Given records start
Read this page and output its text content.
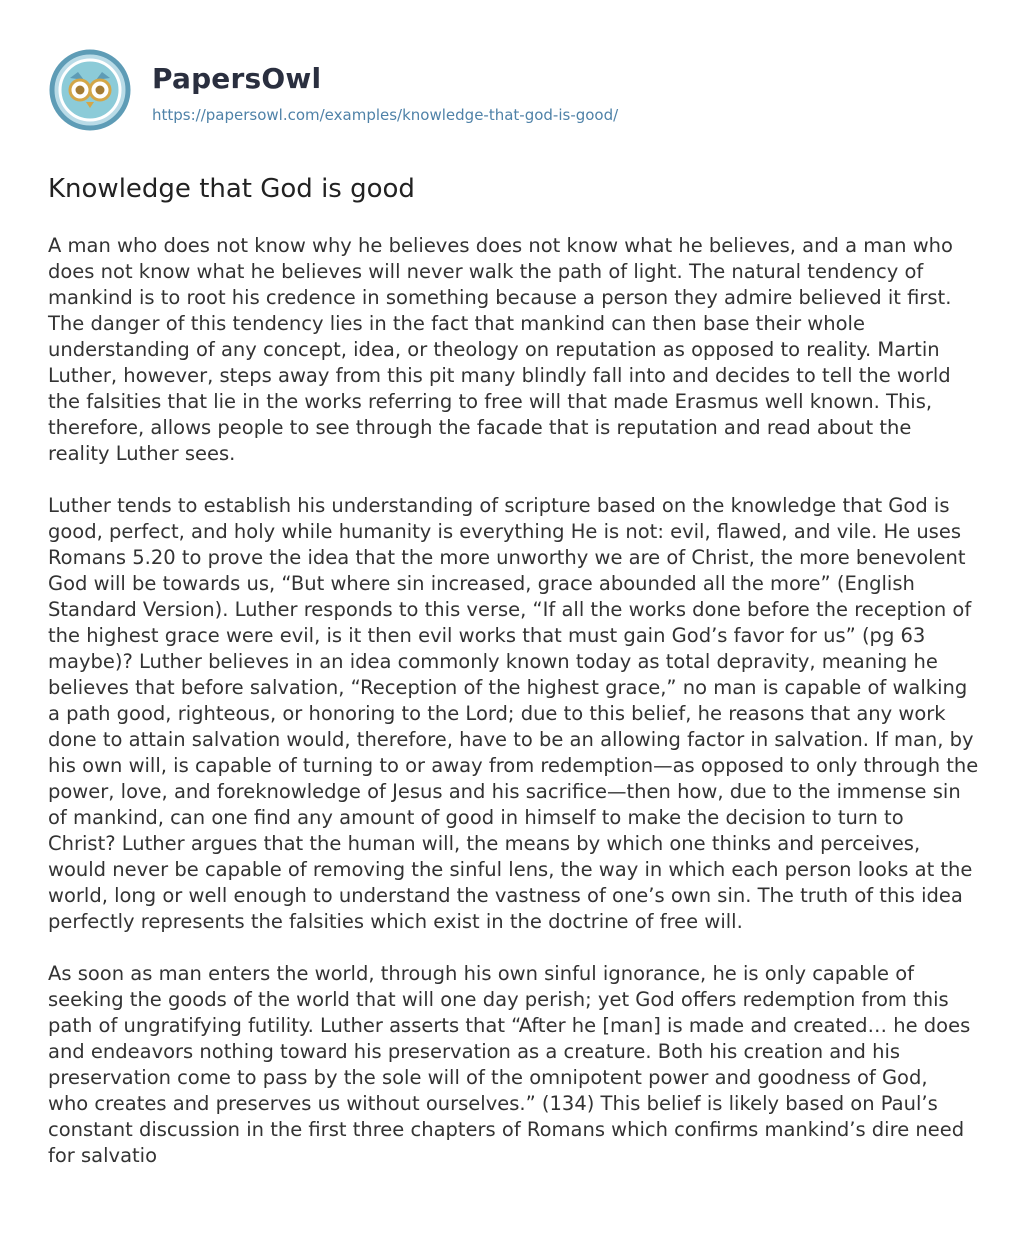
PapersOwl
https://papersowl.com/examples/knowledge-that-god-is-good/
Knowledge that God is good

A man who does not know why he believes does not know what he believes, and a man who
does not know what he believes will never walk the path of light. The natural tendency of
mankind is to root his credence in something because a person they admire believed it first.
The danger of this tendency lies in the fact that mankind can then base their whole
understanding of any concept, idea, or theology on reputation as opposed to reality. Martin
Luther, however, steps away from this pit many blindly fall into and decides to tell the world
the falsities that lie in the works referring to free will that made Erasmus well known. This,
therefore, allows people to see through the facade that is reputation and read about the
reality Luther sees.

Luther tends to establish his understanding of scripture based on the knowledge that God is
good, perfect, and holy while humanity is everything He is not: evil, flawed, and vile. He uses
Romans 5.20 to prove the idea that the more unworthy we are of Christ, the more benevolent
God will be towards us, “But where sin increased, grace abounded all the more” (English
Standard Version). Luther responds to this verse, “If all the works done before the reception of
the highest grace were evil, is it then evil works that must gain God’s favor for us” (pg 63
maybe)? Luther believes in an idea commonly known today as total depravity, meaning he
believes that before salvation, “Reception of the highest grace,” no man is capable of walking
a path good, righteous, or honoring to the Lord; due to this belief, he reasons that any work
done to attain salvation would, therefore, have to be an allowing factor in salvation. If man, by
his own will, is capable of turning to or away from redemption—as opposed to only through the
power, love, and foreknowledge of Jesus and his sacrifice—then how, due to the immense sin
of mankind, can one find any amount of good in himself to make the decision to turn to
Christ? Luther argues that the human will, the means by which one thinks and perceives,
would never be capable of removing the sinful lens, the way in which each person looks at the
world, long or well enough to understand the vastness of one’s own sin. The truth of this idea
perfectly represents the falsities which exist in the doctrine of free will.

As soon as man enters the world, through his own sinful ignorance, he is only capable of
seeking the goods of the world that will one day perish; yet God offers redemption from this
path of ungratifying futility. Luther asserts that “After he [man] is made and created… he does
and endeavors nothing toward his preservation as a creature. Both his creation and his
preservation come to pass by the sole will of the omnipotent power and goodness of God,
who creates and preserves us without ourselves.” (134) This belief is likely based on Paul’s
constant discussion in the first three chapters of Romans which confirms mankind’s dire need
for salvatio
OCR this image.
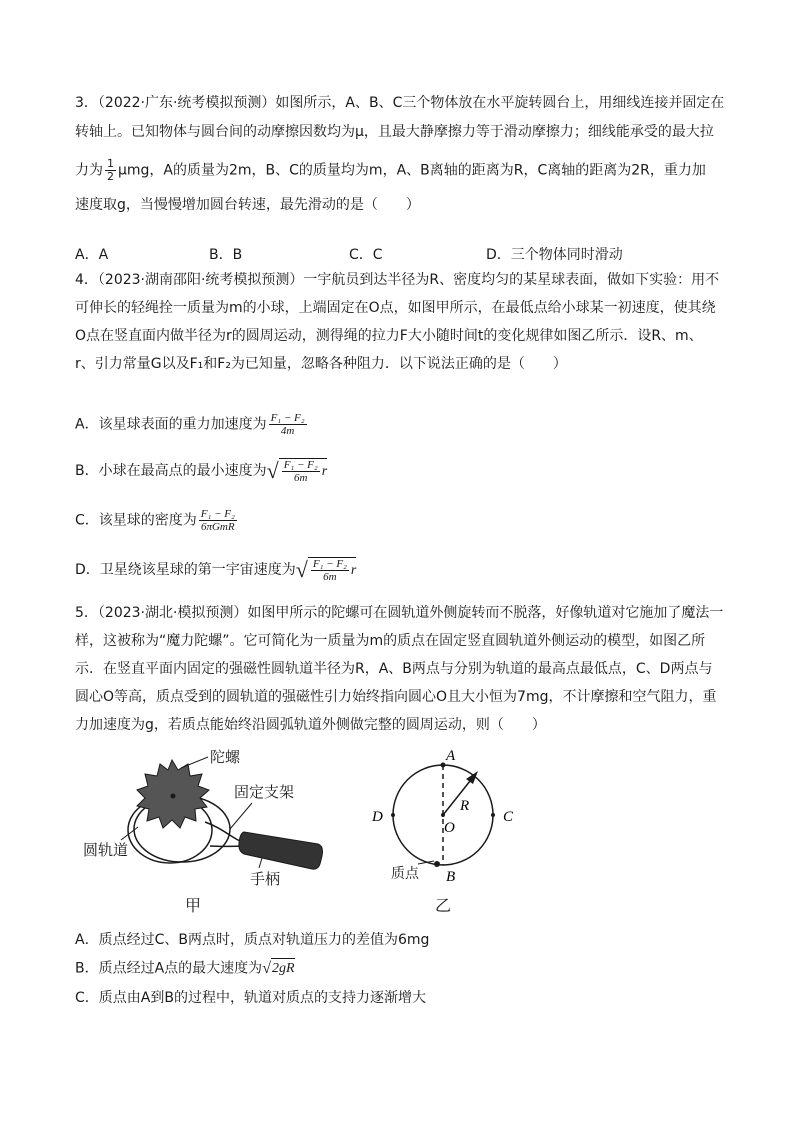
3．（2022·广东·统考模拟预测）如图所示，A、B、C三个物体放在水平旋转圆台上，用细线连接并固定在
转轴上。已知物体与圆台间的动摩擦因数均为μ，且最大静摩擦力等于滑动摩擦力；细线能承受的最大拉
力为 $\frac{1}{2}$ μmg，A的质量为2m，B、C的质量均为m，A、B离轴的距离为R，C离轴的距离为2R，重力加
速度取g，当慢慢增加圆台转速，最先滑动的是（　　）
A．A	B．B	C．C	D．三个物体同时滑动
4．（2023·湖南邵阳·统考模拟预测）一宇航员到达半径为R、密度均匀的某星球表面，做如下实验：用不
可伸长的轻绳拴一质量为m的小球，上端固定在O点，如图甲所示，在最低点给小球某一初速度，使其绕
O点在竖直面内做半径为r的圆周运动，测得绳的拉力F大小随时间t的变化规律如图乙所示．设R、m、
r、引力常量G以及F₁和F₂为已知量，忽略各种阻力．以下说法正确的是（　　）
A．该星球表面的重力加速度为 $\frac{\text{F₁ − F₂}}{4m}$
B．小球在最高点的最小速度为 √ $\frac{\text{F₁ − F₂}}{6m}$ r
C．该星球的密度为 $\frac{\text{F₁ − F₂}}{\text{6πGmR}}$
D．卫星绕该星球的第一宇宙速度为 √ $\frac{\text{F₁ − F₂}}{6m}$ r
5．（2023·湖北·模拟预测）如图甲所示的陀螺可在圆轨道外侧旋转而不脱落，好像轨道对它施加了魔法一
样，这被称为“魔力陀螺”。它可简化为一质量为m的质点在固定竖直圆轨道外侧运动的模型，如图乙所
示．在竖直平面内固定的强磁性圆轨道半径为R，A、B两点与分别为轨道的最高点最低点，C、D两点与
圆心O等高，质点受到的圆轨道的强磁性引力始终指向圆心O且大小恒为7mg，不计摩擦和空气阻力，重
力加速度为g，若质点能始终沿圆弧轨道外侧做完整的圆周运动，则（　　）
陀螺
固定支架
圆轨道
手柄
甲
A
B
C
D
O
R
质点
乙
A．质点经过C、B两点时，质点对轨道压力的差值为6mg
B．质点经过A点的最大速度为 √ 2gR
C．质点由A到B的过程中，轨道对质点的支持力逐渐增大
Given records end
→ **Direction**:
Gather from the data above every line with the string "then".

→ **Output below**:
The danger of this tendency lies in the fact that mankind can then base their whole
the highest grace were evil, is it then evil works that must gain God’s favor for us” (pg 63
power, love, and foreknowledge of Jesus and his sacrifice—then how, due to the immense sin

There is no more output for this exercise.